Data supplied:
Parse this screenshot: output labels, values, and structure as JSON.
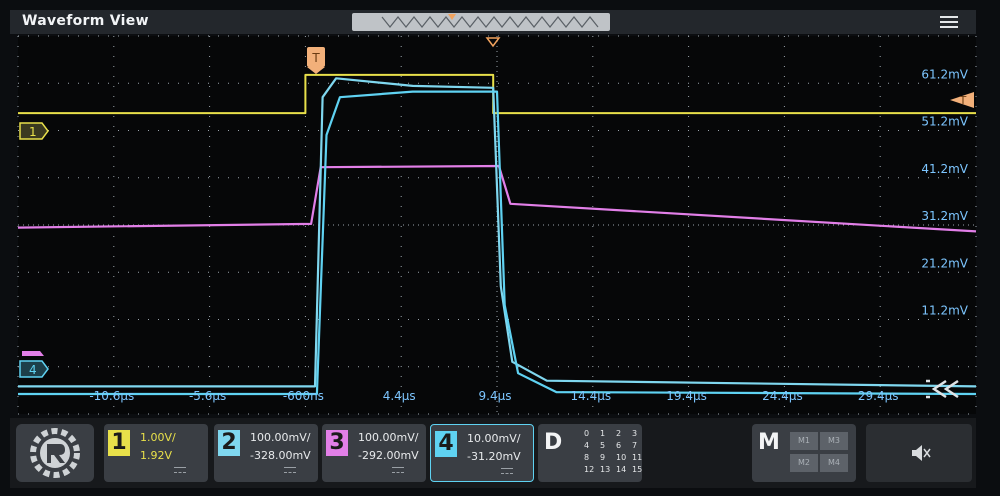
{
  "app": {
    "title": "Waveform View"
  },
  "icons": {
    "menu": "hamburger-menu-icon",
    "trigger_position": "trigger-marker-icon",
    "trigger_level": "trigger-level-marker-icon",
    "collapse": "collapse-arrows-icon",
    "logo": "brand-logo-icon",
    "speaker": "speaker-muted-icon"
  },
  "colors": {
    "ch1": "#e8e04a",
    "ch2": "#7fd7ef",
    "ch3": "#e27fe8",
    "ch4": "#5fd2f2",
    "trigger": "#f2a35e",
    "axis_label": "#7dc6ff"
  },
  "trigger": {
    "label": "T"
  },
  "markers": {
    "ch1": "1",
    "ch4": "4"
  },
  "chart_data": {
    "type": "line",
    "x_unit": "µs",
    "y_unit": "mV",
    "xlim": [
      -15.6,
      34.4
    ],
    "ylim": [
      -28.8,
      71.2
    ],
    "grid": true,
    "x_ticks": [
      "-10.6µs",
      "-5.6µs",
      "-600ns",
      "4.4µs",
      "9.4µs",
      "14.4µs",
      "19.4µs",
      "24.4µs",
      "29.4µs"
    ],
    "y_ticks": [
      "61.2mV",
      "51.2mV",
      "41.2mV",
      "31.2mV",
      "21.2mV",
      "11.2mV"
    ],
    "series": [
      {
        "channel": "1",
        "x": [
          -15.6,
          -0.6,
          -0.6,
          9.2,
          9.2,
          34.4
        ],
        "y": [
          50.8,
          50.8,
          60.9,
          60.9,
          50.8,
          50.8
        ]
      },
      {
        "channel": "3",
        "x": [
          -15.6,
          -0.3,
          0.2,
          9.5,
          10.1,
          34.4
        ],
        "y": [
          20.5,
          21.5,
          36.5,
          36.8,
          26.8,
          19.5
        ]
      },
      {
        "channel": "2",
        "x": [
          -15.6,
          -0.1,
          0.3,
          1.0,
          5.0,
          9.2,
          9.6,
          10.2,
          12.0,
          34.4
        ],
        "y": [
          -21.5,
          -21.5,
          55,
          60,
          58,
          57.5,
          5,
          -15,
          -20,
          -21.5
        ]
      },
      {
        "channel": "4",
        "x": [
          -15.6,
          0.0,
          0.5,
          1.2,
          5.0,
          9.4,
          9.8,
          10.5,
          12.5,
          34.4
        ],
        "y": [
          -23.5,
          -23.5,
          45,
          55,
          56.5,
          56.5,
          0,
          -18,
          -23,
          -23.5
        ]
      }
    ]
  },
  "channels": [
    {
      "id": "1",
      "scale": "1.00V/",
      "offset": "1.92V"
    },
    {
      "id": "2",
      "scale": "100.00mV/",
      "offset": "-328.00mV"
    },
    {
      "id": "3",
      "scale": "100.00mV/",
      "offset": "-292.00mV"
    },
    {
      "id": "4",
      "scale": "10.00mV/",
      "offset": "-31.20mV"
    }
  ],
  "digital": {
    "label": "D",
    "channels": [
      "0",
      "1",
      "2",
      "3",
      "4",
      "5",
      "6",
      "7",
      "8",
      "9",
      "10",
      "11",
      "12",
      "13",
      "14",
      "15"
    ]
  },
  "math": {
    "label": "M",
    "items": [
      "M1",
      "M3",
      "M2",
      "M4"
    ]
  }
}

What is required: Print the full listing exactly, dropping the pictures.

Answer for the task:
Parse this screenshot: output labels, values, and structure as JSON.
{
  "app": {
    "title": "Waveform View"
  },
  "icons": {
    "menu": "hamburger-menu-icon",
    "trigger_position": "trigger-marker-icon",
    "trigger_level": "trigger-level-marker-icon",
    "collapse": "collapse-arrows-icon",
    "logo": "brand-logo-icon",
    "speaker": "speaker-muted-icon"
  },
  "colors": {
    "ch1": "#e8e04a",
    "ch2": "#7fd7ef",
    "ch3": "#e27fe8",
    "ch4": "#5fd2f2",
    "trigger": "#f2a35e",
    "axis_label": "#7dc6ff"
  },
  "trigger": {
    "label": "T"
  },
  "markers": {
    "ch1": "1",
    "ch4": "4"
  },
  "chart_data": {
    "type": "line",
    "x_unit": "µs",
    "y_unit": "mV",
    "xlim": [
      -15.6,
      34.4
    ],
    "ylim": [
      -28.8,
      71.2
    ],
    "grid": true,
    "x_ticks": [
      "-10.6µs",
      "-5.6µs",
      "-600ns",
      "4.4µs",
      "9.4µs",
      "14.4µs",
      "19.4µs",
      "24.4µs",
      "29.4µs"
    ],
    "y_ticks": [
      "61.2mV",
      "51.2mV",
      "41.2mV",
      "31.2mV",
      "21.2mV",
      "11.2mV"
    ],
    "series": [
      {
        "channel": "1",
        "x": [
          -15.6,
          -0.6,
          -0.6,
          9.2,
          9.2,
          34.4
        ],
        "y": [
          50.8,
          50.8,
          60.9,
          60.9,
          50.8,
          50.8
        ]
      },
      {
        "channel": "3",
        "x": [
          -15.6,
          -0.3,
          0.2,
          9.5,
          10.1,
          34.4
        ],
        "y": [
          20.5,
          21.5,
          36.5,
          36.8,
          26.8,
          19.5
        ]
      },
      {
        "channel": "2",
        "x": [
          -15.6,
          -0.1,
          0.3,
          1.0,
          5.0,
          9.2,
          9.6,
          10.2,
          12.0,
          34.4
        ],
        "y": [
          -21.5,
          -21.5,
          55,
          60,
          58,
          57.5,
          5,
          -15,
          -20,
          -21.5
        ]
      },
      {
        "channel": "4",
        "x": [
          -15.6,
          0.0,
          0.5,
          1.2,
          5.0,
          9.4,
          9.8,
          10.5,
          12.5,
          34.4
        ],
        "y": [
          -23.5,
          -23.5,
          45,
          55,
          56.5,
          56.5,
          0,
          -18,
          -23,
          -23.5
        ]
      }
    ]
  },
  "channels": [
    {
      "id": "1",
      "scale": "1.00V/",
      "offset": "1.92V"
    },
    {
      "id": "2",
      "scale": "100.00mV/",
      "offset": "-328.00mV"
    },
    {
      "id": "3",
      "scale": "100.00mV/",
      "offset": "-292.00mV"
    },
    {
      "id": "4",
      "scale": "10.00mV/",
      "offset": "-31.20mV"
    }
  ],
  "digital": {
    "label": "D",
    "channels": [
      "0",
      "1",
      "2",
      "3",
      "4",
      "5",
      "6",
      "7",
      "8",
      "9",
      "10",
      "11",
      "12",
      "13",
      "14",
      "15"
    ]
  },
  "math": {
    "label": "M",
    "items": [
      "M1",
      "M3",
      "M2",
      "M4"
    ]
  }
}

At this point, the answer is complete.